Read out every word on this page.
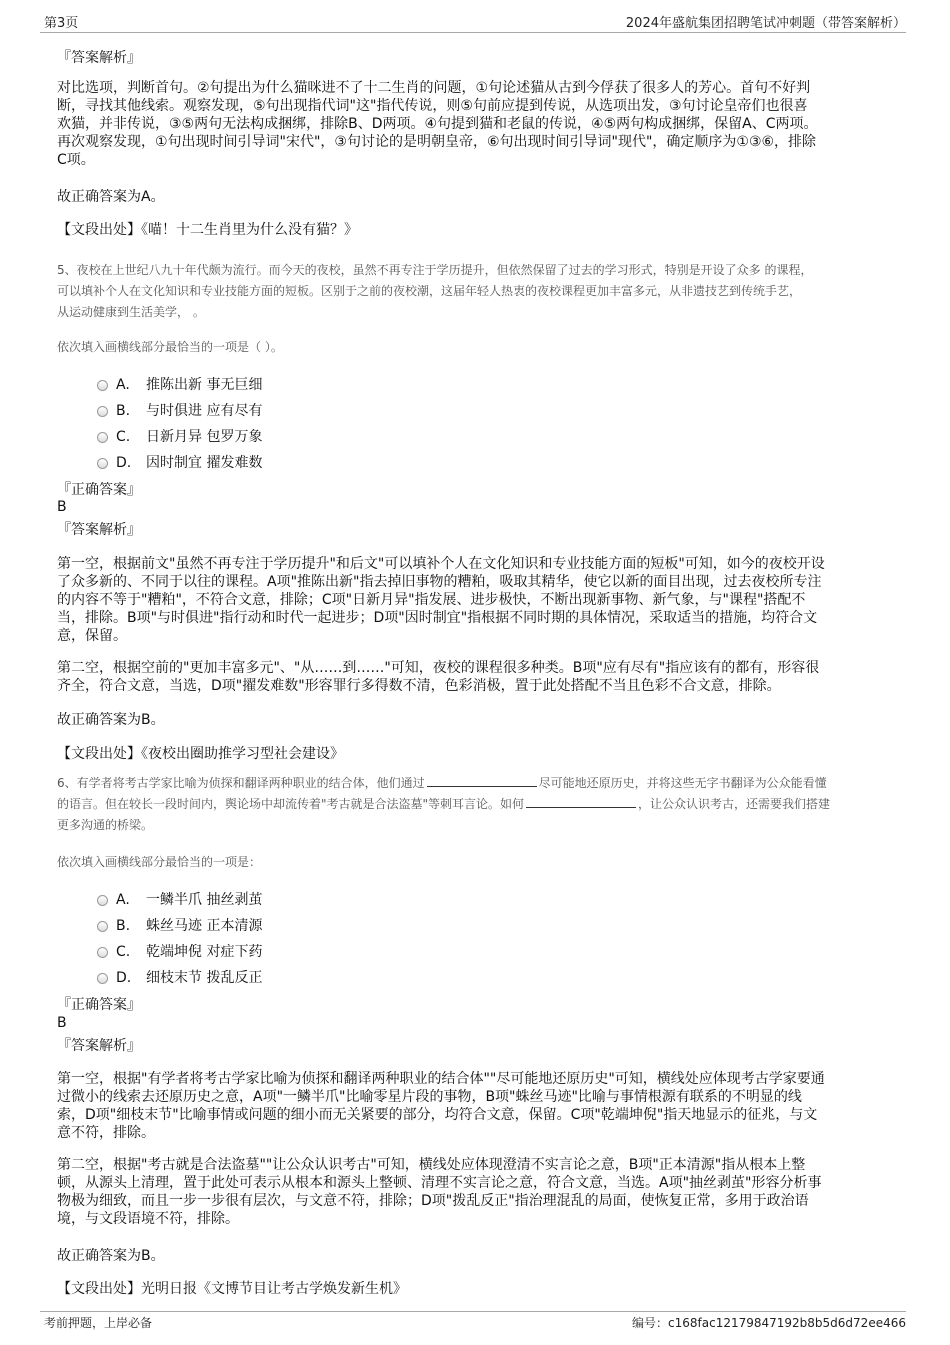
第3页	2024年盛航集团招聘笔试冲刺题（带答案解析）
『答案解析』
对比选项，判断首句。②句提出为什么猫咪进不了十二生肖的问题，①句论述猫从古到今俘获了很多人的芳心。首句不好判
断，寻找其他线索。观察发现，⑤句出现指代词"这"指代传说，则⑤句前应提到传说，从选项出发，③句讨论皇帝们也很喜
欢猫，并非传说，③⑤两句无法构成捆绑，排除B、D两项。④句提到猫和老鼠的传说，④⑤两句构成捆绑，保留A、C两项。
再次观察发现，①句出现时间引导词"宋代"，③句讨论的是明朝皇帝，⑥句出现时间引导词"现代"，确定顺序为①③⑥，排除
C项。
故正确答案为A。
【文段出处】《喵！十二生肖里为什么没有猫？》
5、夜校在上世纪八九十年代颇为流行。而今天的夜校，虽然不再专注于学历提升，但依然保留了过去的学习形式，特别是开设了众多 的课程，
可以填补个人在文化知识和专业技能方面的短板。区别于之前的夜校潮，这届年轻人热衷的夜校课程更加丰富多元，从非遗技艺到传统手艺，
从运动健康到生活美学， 。
依次填入画横线部分最恰当的一项是（ ）。
A. 推陈出新 事无巨细
B. 与时俱进 应有尽有
C. 日新月异 包罗万象
D. 因时制宜 擢发难数
『正确答案』
B
『答案解析』
第一空，根据前文"虽然不再专注于学历提升"和后文"可以填补个人在文化知识和专业技能方面的短板"可知，如今的夜校开设
了众多新的、不同于以往的课程。A项"推陈出新"指去掉旧事物的糟粕，吸取其精华，使它以新的面目出现，过去夜校所专注
的内容不等于"糟粕"，不符合文意，排除；C项"日新月异"指发展、进步极快，不断出现新事物、新气象，与"课程"搭配不
当，排除。B项"与时俱进"指行动和时代一起进步；D项"因时制宜"指根据不同时期的具体情况，采取适当的措施，均符合文
意，保留。
第二空，根据空前的"更加丰富多元"、"从……到……"可知，夜校的课程很多种类。B项"应有尽有"指应该有的都有，形容很
齐全，符合文意，当选，D项"擢发难数"形容罪行多得数不清，色彩消极，置于此处搭配不当且色彩不合文意，排除。
故正确答案为B。
【文段出处】《夜校出圈助推学习型社会建设》
6、有学者将考古学家比喻为侦探和翻译两种职业的结合体，他们通过	尽可能地还原历史，并将这些无字书翻译为公众能看懂
的语言。但在较长一段时间内，舆论场中却流传着"考古就是合法盗墓"等刺耳言论。如何	，让公众认识考古，还需要我们搭建
更多沟通的桥梁。
依次填入画横线部分最恰当的一项是：
A. 一鳞半爪 抽丝剥茧
B. 蛛丝马迹 正本清源
C. 乾端坤倪 对症下药
D. 细枝末节 拨乱反正
『正确答案』
B
『答案解析』
第一空，根据"有学者将考古学家比喻为侦探和翻译两种职业的结合体""尽可能地还原历史"可知，横线处应体现考古学家要通
过微小的线索去还原历史之意，A项"一鳞半爪"比喻零星片段的事物，B项"蛛丝马迹"比喻与事情根源有联系的不明显的线
索，D项"细枝末节"比喻事情或问题的细小而无关紧要的部分，均符合文意，保留。C项"乾端坤倪"指天地显示的征兆，与文
意不符，排除。
第二空，根据"考古就是合法盗墓""让公众认识考古"可知，横线处应体现澄清不实言论之意，B项"正本清源"指从根本上整
顿，从源头上清理，置于此处可表示从根本和源头上整顿、清理不实言论之意，符合文意，当选。A项"抽丝剥茧"形容分析事
物极为细致，而且一步一步很有层次，与文意不符，排除；D项"拨乱反正"指治理混乱的局面，使恢复正常，多用于政治语
境，与文段语境不符，排除。
故正确答案为B。
【文段出处】光明日报《文博节目让考古学焕发新生机》
考前押题，上岸必备	编号：c168fac12179847192b8b5d6d72ee466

- [TASK DETAILS] Make an exact copy of the whole listing, but don't bring over any pictures.

- [TASK ANSWER]
Read out every word on this page.
第3页	2024年盛航集团招聘笔试冲刺题（带答案解析）
『答案解析』
对比选项，判断首句。②句提出为什么猫咪进不了十二生肖的问题，①句论述猫从古到今俘获了很多人的芳心。首句不好判
断，寻找其他线索。观察发现，⑤句出现指代词"这"指代传说，则⑤句前应提到传说，从选项出发，③句讨论皇帝们也很喜
欢猫，并非传说，③⑤两句无法构成捆绑，排除B、D两项。④句提到猫和老鼠的传说，④⑤两句构成捆绑，保留A、C两项。
再次观察发现，①句出现时间引导词"宋代"，③句讨论的是明朝皇帝，⑥句出现时间引导词"现代"，确定顺序为①③⑥，排除
C项。
故正确答案为A。
【文段出处】《喵！十二生肖里为什么没有猫？》
5、夜校在上世纪八九十年代颇为流行。而今天的夜校，虽然不再专注于学历提升，但依然保留了过去的学习形式，特别是开设了众多 的课程，
可以填补个人在文化知识和专业技能方面的短板。区别于之前的夜校潮，这届年轻人热衷的夜校课程更加丰富多元，从非遗技艺到传统手艺，
从运动健康到生活美学， 。
依次填入画横线部分最恰当的一项是（ ）。
A. 推陈出新 事无巨细
B. 与时俱进 应有尽有
C. 日新月异 包罗万象
D. 因时制宜 擢发难数
『正确答案』
B
『答案解析』
第一空，根据前文"虽然不再专注于学历提升"和后文"可以填补个人在文化知识和专业技能方面的短板"可知，如今的夜校开设
了众多新的、不同于以往的课程。A项"推陈出新"指去掉旧事物的糟粕，吸取其精华，使它以新的面目出现，过去夜校所专注
的内容不等于"糟粕"，不符合文意，排除；C项"日新月异"指发展、进步极快，不断出现新事物、新气象，与"课程"搭配不
当，排除。B项"与时俱进"指行动和时代一起进步；D项"因时制宜"指根据不同时期的具体情况，采取适当的措施，均符合文
意，保留。
第二空，根据空前的"更加丰富多元"、"从……到……"可知，夜校的课程很多种类。B项"应有尽有"指应该有的都有，形容很
齐全，符合文意，当选，D项"擢发难数"形容罪行多得数不清，色彩消极，置于此处搭配不当且色彩不合文意，排除。
故正确答案为B。
【文段出处】《夜校出圈助推学习型社会建设》
6、有学者将考古学家比喻为侦探和翻译两种职业的结合体，他们通过	尽可能地还原历史，并将这些无字书翻译为公众能看懂
的语言。但在较长一段时间内，舆论场中却流传着"考古就是合法盗墓"等刺耳言论。如何	，让公众认识考古，还需要我们搭建
更多沟通的桥梁。
依次填入画横线部分最恰当的一项是：
A. 一鳞半爪 抽丝剥茧
B. 蛛丝马迹 正本清源
C. 乾端坤倪 对症下药
D. 细枝末节 拨乱反正
『正确答案』
B
『答案解析』
第一空，根据"有学者将考古学家比喻为侦探和翻译两种职业的结合体""尽可能地还原历史"可知，横线处应体现考古学家要通
过微小的线索去还原历史之意，A项"一鳞半爪"比喻零星片段的事物，B项"蛛丝马迹"比喻与事情根源有联系的不明显的线
索，D项"细枝末节"比喻事情或问题的细小而无关紧要的部分，均符合文意，保留。C项"乾端坤倪"指天地显示的征兆，与文
意不符，排除。
第二空，根据"考古就是合法盗墓""让公众认识考古"可知，横线处应体现澄清不实言论之意，B项"正本清源"指从根本上整
顿，从源头上清理，置于此处可表示从根本和源头上整顿、清理不实言论之意，符合文意，当选。A项"抽丝剥茧"形容分析事
物极为细致，而且一步一步很有层次，与文意不符，排除；D项"拨乱反正"指治理混乱的局面，使恢复正常，多用于政治语
境，与文段语境不符，排除。
故正确答案为B。
【文段出处】光明日报《文博节目让考古学焕发新生机》
考前押题，上岸必备	编号：c168fac12179847192b8b5d6d72ee466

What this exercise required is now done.